* Begin *
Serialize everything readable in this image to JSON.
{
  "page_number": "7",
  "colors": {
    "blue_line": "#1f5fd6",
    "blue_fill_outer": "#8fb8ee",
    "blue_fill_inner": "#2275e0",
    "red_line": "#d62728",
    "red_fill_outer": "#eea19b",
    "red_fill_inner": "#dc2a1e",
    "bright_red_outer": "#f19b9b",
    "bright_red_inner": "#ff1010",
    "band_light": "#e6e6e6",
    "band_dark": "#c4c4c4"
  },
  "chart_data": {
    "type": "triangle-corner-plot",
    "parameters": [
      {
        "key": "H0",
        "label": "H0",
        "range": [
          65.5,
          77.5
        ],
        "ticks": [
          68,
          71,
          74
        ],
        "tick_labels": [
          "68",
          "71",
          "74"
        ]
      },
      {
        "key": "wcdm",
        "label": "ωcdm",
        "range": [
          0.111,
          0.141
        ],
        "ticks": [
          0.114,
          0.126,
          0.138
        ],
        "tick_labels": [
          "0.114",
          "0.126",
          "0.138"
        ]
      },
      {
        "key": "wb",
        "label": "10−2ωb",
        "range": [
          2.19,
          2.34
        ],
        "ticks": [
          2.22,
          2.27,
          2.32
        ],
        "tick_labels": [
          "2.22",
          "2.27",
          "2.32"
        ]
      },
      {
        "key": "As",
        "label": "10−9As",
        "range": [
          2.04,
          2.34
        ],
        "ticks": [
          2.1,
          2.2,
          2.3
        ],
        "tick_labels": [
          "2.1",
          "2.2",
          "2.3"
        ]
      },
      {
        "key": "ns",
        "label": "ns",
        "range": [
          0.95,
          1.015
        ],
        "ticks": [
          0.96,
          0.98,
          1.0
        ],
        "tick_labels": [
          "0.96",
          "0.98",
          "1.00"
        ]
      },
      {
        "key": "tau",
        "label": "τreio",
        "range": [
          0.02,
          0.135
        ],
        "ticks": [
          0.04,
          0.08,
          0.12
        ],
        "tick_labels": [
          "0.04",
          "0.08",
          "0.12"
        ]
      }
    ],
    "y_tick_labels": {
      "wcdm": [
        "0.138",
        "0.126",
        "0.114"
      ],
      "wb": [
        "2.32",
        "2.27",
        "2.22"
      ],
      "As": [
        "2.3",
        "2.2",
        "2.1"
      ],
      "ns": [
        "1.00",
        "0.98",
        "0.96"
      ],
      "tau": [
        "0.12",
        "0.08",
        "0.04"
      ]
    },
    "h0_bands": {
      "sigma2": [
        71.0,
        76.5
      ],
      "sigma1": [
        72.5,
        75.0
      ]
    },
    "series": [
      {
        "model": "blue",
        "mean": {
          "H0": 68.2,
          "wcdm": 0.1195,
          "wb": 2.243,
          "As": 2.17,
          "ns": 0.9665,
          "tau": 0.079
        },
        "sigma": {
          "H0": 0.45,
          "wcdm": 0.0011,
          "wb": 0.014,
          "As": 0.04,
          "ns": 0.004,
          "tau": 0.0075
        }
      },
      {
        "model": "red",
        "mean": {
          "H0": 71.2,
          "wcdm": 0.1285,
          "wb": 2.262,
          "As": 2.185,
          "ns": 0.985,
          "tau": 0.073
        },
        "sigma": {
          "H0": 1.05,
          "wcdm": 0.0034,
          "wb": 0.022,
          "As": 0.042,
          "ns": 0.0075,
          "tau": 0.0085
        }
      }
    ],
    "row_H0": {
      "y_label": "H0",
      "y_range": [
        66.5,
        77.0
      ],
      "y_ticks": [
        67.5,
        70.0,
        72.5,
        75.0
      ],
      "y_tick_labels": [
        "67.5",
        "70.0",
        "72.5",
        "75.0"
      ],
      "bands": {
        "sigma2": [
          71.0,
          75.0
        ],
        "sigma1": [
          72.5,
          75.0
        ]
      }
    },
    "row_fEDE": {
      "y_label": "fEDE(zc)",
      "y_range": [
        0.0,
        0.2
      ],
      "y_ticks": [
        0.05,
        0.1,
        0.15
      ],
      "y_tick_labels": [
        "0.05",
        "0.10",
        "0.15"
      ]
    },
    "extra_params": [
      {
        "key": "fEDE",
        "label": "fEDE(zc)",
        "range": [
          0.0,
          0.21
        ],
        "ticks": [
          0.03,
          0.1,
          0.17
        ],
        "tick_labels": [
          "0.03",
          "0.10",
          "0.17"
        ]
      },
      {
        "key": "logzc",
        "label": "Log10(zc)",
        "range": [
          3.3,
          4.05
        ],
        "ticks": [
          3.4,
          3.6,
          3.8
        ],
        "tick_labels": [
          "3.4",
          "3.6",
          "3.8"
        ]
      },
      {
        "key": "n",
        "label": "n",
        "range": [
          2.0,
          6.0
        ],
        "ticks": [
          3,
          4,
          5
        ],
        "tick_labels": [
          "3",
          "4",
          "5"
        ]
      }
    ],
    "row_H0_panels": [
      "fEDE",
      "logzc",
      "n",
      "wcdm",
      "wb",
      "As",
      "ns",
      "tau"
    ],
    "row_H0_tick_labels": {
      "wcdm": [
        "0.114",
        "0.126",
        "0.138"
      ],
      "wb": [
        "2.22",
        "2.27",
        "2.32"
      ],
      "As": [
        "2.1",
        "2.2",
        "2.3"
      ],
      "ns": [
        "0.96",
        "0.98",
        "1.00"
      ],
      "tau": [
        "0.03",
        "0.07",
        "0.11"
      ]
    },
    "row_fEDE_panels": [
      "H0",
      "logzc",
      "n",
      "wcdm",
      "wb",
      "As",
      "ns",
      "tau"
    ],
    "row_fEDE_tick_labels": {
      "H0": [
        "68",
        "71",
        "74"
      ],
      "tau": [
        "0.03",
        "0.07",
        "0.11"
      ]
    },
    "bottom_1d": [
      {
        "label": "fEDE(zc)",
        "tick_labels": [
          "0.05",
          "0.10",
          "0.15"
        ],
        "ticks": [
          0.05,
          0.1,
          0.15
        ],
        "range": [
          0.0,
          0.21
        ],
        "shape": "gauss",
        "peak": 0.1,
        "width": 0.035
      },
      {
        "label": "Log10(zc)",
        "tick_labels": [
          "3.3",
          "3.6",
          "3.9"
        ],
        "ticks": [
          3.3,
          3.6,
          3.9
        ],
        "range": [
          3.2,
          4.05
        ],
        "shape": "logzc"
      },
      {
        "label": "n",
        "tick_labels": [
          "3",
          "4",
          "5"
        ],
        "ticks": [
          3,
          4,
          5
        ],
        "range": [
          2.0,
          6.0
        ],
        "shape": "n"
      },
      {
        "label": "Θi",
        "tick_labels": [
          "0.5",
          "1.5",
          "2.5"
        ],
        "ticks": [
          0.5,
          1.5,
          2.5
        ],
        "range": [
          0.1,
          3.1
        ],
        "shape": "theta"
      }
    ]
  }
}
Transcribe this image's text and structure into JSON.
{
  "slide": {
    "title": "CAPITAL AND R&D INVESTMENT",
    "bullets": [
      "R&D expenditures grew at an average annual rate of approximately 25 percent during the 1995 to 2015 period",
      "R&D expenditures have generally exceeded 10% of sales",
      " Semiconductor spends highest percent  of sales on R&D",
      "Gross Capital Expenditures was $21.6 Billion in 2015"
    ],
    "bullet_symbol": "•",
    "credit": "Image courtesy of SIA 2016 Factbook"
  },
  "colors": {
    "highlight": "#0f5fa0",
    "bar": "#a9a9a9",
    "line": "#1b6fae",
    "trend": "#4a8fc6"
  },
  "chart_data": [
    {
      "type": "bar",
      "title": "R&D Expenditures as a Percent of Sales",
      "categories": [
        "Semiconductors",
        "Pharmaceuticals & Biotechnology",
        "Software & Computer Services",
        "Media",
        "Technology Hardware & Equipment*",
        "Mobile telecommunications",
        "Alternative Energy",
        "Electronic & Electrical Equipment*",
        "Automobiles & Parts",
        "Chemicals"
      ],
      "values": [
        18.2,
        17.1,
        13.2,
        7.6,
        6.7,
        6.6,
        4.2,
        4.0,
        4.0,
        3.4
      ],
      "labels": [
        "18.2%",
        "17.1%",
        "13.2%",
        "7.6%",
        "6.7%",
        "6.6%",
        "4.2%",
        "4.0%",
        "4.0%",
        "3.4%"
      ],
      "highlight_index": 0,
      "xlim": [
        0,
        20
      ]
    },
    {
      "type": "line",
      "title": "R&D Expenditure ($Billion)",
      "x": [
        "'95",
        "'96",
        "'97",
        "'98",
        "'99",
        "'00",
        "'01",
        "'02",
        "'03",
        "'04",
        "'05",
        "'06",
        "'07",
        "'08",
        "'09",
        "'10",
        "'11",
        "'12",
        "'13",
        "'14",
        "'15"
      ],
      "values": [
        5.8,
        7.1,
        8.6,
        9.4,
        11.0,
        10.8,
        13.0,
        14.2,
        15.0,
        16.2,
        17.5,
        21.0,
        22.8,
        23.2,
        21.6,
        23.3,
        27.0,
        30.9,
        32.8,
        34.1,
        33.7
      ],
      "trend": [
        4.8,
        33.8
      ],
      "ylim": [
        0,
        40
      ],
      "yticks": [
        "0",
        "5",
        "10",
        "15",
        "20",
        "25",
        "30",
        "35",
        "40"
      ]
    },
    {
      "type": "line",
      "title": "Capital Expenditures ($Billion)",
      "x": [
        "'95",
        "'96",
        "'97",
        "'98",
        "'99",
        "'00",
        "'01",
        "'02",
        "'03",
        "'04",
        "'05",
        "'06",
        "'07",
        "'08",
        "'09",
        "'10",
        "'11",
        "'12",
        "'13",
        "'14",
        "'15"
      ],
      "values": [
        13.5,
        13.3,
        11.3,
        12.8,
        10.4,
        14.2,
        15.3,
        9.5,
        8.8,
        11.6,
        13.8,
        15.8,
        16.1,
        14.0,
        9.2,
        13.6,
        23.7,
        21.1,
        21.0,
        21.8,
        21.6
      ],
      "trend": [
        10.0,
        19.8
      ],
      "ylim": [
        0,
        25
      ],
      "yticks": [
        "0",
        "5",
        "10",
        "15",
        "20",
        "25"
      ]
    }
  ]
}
* End *
[Problem to work on]
Pull every line containing the word "shape" out of the entries above.

[Complete response]
        "shape": "gauss",
        "shape": "logzc"
        "shape": "n"
        "shape": "theta"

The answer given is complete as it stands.